--- Start Exercise inputs ---

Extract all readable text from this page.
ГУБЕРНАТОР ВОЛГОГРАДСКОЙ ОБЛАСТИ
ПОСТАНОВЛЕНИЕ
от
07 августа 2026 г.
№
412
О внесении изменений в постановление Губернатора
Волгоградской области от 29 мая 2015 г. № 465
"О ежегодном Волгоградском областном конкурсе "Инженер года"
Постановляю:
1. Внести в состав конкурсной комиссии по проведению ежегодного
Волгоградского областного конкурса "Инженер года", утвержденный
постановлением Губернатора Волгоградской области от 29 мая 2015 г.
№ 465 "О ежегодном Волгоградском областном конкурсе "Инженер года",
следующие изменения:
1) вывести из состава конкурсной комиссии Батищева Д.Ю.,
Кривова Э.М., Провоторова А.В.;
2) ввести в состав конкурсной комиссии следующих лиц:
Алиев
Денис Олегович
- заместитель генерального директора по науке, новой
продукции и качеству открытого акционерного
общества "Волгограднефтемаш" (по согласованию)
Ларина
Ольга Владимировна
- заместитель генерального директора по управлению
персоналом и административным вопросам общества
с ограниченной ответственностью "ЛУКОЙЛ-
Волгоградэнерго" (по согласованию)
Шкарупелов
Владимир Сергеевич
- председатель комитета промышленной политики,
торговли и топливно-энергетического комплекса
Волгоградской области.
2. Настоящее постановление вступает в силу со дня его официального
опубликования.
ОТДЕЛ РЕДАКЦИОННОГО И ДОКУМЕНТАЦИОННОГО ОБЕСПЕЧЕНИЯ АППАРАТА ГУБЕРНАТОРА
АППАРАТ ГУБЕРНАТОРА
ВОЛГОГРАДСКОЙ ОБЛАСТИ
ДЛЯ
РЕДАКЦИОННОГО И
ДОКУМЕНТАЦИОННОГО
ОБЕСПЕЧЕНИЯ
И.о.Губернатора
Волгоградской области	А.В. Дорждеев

--- End Exercise inputs ---

■ The exercise: Give the number of lines in the entries that hold the word "комиссии", and nothing else.

■ Solution to this exercise: 3